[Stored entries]

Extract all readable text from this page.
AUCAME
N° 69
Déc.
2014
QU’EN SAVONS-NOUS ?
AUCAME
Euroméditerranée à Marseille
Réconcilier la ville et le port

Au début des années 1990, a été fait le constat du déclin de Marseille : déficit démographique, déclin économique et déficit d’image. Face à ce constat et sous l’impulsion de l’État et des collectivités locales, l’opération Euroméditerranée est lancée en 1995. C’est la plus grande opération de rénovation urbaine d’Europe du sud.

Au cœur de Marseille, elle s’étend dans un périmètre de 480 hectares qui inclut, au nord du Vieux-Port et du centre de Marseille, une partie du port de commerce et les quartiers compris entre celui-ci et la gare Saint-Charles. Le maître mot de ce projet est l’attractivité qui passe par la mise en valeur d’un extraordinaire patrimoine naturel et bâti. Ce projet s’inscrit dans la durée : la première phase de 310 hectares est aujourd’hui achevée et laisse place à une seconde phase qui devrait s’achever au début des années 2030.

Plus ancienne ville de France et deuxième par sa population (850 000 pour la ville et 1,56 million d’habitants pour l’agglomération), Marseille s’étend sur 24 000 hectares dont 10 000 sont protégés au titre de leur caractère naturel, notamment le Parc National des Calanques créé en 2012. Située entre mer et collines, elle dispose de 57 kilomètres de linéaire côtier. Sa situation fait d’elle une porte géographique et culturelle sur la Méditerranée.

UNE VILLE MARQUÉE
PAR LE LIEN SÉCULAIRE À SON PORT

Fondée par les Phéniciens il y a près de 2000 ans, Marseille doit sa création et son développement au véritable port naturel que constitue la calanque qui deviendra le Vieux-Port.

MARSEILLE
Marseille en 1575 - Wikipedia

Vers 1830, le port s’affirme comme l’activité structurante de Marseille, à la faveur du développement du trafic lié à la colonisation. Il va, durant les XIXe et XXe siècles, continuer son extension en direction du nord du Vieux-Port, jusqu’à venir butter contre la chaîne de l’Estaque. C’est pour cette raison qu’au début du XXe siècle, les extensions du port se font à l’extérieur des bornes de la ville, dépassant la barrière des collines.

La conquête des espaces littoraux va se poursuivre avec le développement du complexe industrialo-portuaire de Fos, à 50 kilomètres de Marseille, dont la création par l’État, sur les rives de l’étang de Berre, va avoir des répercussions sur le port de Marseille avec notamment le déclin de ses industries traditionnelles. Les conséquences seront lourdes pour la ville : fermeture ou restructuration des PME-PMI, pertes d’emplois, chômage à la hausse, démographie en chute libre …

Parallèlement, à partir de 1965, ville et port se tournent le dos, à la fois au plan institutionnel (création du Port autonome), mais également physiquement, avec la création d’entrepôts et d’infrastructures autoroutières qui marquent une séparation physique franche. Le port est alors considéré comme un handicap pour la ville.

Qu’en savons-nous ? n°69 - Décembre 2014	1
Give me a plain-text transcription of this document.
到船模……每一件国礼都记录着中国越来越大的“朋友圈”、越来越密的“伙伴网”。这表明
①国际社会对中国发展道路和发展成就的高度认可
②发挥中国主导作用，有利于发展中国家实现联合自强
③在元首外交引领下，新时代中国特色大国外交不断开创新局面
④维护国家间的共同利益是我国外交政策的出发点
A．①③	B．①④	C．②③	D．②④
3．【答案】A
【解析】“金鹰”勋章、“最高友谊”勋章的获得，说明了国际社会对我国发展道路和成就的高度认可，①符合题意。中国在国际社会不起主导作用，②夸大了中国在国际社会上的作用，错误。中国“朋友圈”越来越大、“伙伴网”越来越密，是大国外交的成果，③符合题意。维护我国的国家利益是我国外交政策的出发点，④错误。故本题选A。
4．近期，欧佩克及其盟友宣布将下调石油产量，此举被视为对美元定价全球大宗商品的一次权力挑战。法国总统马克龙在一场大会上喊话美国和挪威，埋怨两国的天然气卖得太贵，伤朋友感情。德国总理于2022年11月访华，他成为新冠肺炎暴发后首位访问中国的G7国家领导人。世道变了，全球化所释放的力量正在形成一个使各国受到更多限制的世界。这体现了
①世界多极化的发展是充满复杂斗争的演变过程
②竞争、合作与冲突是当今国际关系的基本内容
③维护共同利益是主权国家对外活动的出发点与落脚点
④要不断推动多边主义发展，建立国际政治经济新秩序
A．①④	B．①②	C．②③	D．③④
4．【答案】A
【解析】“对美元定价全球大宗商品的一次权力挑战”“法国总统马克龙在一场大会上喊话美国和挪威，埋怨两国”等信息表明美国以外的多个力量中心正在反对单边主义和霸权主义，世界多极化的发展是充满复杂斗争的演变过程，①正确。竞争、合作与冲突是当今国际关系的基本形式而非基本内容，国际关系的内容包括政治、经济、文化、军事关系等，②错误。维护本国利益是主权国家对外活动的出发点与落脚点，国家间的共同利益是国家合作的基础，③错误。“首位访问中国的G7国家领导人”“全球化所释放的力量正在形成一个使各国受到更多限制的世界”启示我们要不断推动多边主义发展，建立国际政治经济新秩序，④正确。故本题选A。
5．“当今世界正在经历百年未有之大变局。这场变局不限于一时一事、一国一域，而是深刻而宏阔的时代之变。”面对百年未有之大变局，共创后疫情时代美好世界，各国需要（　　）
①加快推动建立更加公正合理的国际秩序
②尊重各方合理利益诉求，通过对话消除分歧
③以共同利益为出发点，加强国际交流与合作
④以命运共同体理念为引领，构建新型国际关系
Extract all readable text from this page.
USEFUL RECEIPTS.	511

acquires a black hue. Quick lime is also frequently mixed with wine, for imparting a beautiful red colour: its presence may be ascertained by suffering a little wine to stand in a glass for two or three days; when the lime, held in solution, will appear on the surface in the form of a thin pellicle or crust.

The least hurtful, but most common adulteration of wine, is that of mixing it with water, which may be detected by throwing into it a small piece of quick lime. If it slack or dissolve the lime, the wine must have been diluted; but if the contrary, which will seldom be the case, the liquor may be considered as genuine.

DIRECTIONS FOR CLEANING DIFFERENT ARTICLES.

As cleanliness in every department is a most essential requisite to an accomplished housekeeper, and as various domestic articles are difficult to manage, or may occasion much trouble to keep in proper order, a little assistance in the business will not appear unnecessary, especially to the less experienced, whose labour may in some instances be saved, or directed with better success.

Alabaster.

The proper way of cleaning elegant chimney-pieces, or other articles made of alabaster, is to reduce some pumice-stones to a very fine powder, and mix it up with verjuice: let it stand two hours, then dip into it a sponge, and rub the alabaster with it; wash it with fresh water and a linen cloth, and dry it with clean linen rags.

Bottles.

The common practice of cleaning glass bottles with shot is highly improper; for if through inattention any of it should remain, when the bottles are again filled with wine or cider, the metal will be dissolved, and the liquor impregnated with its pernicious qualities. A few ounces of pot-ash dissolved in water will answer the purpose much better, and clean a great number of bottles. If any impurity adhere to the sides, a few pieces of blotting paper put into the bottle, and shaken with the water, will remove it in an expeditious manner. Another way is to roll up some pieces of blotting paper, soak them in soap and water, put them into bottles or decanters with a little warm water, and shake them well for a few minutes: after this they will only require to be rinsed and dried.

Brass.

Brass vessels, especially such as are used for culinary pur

*Work to do:*
Write the data from above out again, exactly.

*Reply:*
Extract all readable text from this page.
AUCAME
N° 69
Déc.
2014
QU’EN SAVONS-NOUS ?
AUCAME
Euroméditerranée à Marseille
Réconcilier la ville et le port

Au début des années 1990, a été fait le constat du déclin de Marseille : déficit démographique, déclin économique et déficit d’image. Face à ce constat et sous l’impulsion de l’État et des collectivités locales, l’opération Euroméditerranée est lancée en 1995. C’est la plus grande opération de rénovation urbaine d’Europe du sud.

Au cœur de Marseille, elle s’étend dans un périmètre de 480 hectares qui inclut, au nord du Vieux-Port et du centre de Marseille, une partie du port de commerce et les quartiers compris entre celui-ci et la gare Saint-Charles. Le maître mot de ce projet est l’attractivité qui passe par la mise en valeur d’un extraordinaire patrimoine naturel et bâti. Ce projet s’inscrit dans la durée : la première phase de 310 hectares est aujourd’hui achevée et laisse place à une seconde phase qui devrait s’achever au début des années 2030.

Plus ancienne ville de France et deuxième par sa population (850 000 pour la ville et 1,56 million d’habitants pour l’agglomération), Marseille s’étend sur 24 000 hectares dont 10 000 sont protégés au titre de leur caractère naturel, notamment le Parc National des Calanques créé en 2012. Située entre mer et collines, elle dispose de 57 kilomètres de linéaire côtier. Sa situation fait d’elle une porte géographique et culturelle sur la Méditerranée.

UNE VILLE MARQUÉE
PAR LE LIEN SÉCULAIRE À SON PORT

Fondée par les Phéniciens il y a près de 2000 ans, Marseille doit sa création et son développement au véritable port naturel que constitue la calanque qui deviendra le Vieux-Port.

MARSEILLE
Marseille en 1575 - Wikipedia

Vers 1830, le port s’affirme comme l’activité structurante de Marseille, à la faveur du développement du trafic lié à la colonisation. Il va, durant les XIXe et XXe siècles, continuer son extension en direction du nord du Vieux-Port, jusqu’à venir butter contre la chaîne de l’Estaque. C’est pour cette raison qu’au début du XXe siècle, les extensions du port se font à l’extérieur des bornes de la ville, dépassant la barrière des collines.

La conquête des espaces littoraux va se poursuivre avec le développement du complexe industrialo-portuaire de Fos, à 50 kilomètres de Marseille, dont la création par l’État, sur les rives de l’étang de Berre, va avoir des répercussions sur le port de Marseille avec notamment le déclin de ses industries traditionnelles. Les conséquences seront lourdes pour la ville : fermeture ou restructuration des PME-PMI, pertes d’emplois, chômage à la hausse, démographie en chute libre …

Parallèlement, à partir de 1965, ville et port se tournent le dos, à la fois au plan institutionnel (création du Port autonome), mais également physiquement, avec la création d’entrepôts et d’infrastructures autoroutières qui marquent une séparation physique franche. Le port est alors considéré comme un handicap pour la ville.

Qu’en savons-nous ? n°69 - Décembre 2014	1
Give me a plain-text transcription of this document.
到船模……每一件国礼都记录着中国越来越大的“朋友圈”、越来越密的“伙伴网”。这表明
①国际社会对中国发展道路和发展成就的高度认可
②发挥中国主导作用，有利于发展中国家实现联合自强
③在元首外交引领下，新时代中国特色大国外交不断开创新局面
④维护国家间的共同利益是我国外交政策的出发点
A．①③	B．①④	C．②③	D．②④
3．【答案】A
【解析】“金鹰”勋章、“最高友谊”勋章的获得，说明了国际社会对我国发展道路和成就的高度认可，①符合题意。中国在国际社会不起主导作用，②夸大了中国在国际社会上的作用，错误。中国“朋友圈”越来越大、“伙伴网”越来越密，是大国外交的成果，③符合题意。维护我国的国家利益是我国外交政策的出发点，④错误。故本题选A。
4．近期，欧佩克及其盟友宣布将下调石油产量，此举被视为对美元定价全球大宗商品的一次权力挑战。法国总统马克龙在一场大会上喊话美国和挪威，埋怨两国的天然气卖得太贵，伤朋友感情。德国总理于2022年11月访华，他成为新冠肺炎暴发后首位访问中国的G7国家领导人。世道变了，全球化所释放的力量正在形成一个使各国受到更多限制的世界。这体现了
①世界多极化的发展是充满复杂斗争的演变过程
②竞争、合作与冲突是当今国际关系的基本内容
③维护共同利益是主权国家对外活动的出发点与落脚点
④要不断推动多边主义发展，建立国际政治经济新秩序
A．①④	B．①②	C．②③	D．③④
4．【答案】A
【解析】“对美元定价全球大宗商品的一次权力挑战”“法国总统马克龙在一场大会上喊话美国和挪威，埋怨两国”等信息表明美国以外的多个力量中心正在反对单边主义和霸权主义，世界多极化的发展是充满复杂斗争的演变过程，①正确。竞争、合作与冲突是当今国际关系的基本形式而非基本内容，国际关系的内容包括政治、经济、文化、军事关系等，②错误。维护本国利益是主权国家对外活动的出发点与落脚点，国家间的共同利益是国家合作的基础，③错误。“首位访问中国的G7国家领导人”“全球化所释放的力量正在形成一个使各国受到更多限制的世界”启示我们要不断推动多边主义发展，建立国际政治经济新秩序，④正确。故本题选A。
5．“当今世界正在经历百年未有之大变局。这场变局不限于一时一事、一国一域，而是深刻而宏阔的时代之变。”面对百年未有之大变局，共创后疫情时代美好世界，各国需要（　　）
①加快推动建立更加公正合理的国际秩序
②尊重各方合理利益诉求，通过对话消除分歧
③以共同利益为出发点，加强国际交流与合作
④以命运共同体理念为引领，构建新型国际关系
Extract all readable text from this page.
USEFUL RECEIPTS.	511

acquires a black hue. Quick lime is also frequently mixed with wine, for imparting a beautiful red colour: its presence may be ascertained by suffering a little wine to stand in a glass for two or three days; when the lime, held in solution, will appear on the surface in the form of a thin pellicle or crust.

The least hurtful, but most common adulteration of wine, is that of mixing it with water, which may be detected by throwing into it a small piece of quick lime. If it slack or dissolve the lime, the wine must have been diluted; but if the contrary, which will seldom be the case, the liquor may be considered as genuine.

DIRECTIONS FOR CLEANING DIFFERENT ARTICLES.

As cleanliness in every department is a most essential requisite to an accomplished housekeeper, and as various domestic articles are difficult to manage, or may occasion much trouble to keep in proper order, a little assistance in the business will not appear unnecessary, especially to the less experienced, whose labour may in some instances be saved, or directed with better success.

Alabaster.

The proper way of cleaning elegant chimney-pieces, or other articles made of alabaster, is to reduce some pumice-stones to a very fine powder, and mix it up with verjuice: let it stand two hours, then dip into it a sponge, and rub the alabaster with it; wash it with fresh water and a linen cloth, and dry it with clean linen rags.

Bottles.

The common practice of cleaning glass bottles with shot is highly improper; for if through inattention any of it should remain, when the bottles are again filled with wine or cider, the metal will be dissolved, and the liquor impregnated with its pernicious qualities. A few ounces of pot-ash dissolved in water will answer the purpose much better, and clean a great number of bottles. If any impurity adhere to the sides, a few pieces of blotting paper put into the bottle, and shaken with the water, will remove it in an expeditious manner. Another way is to roll up some pieces of blotting paper, soak them in soap and water, put them into bottles or decanters with a little warm water, and shake them well for a few minutes: after this they will only require to be rinsed and dried.

Brass.

Brass vessels, especially such as are used for culinary pur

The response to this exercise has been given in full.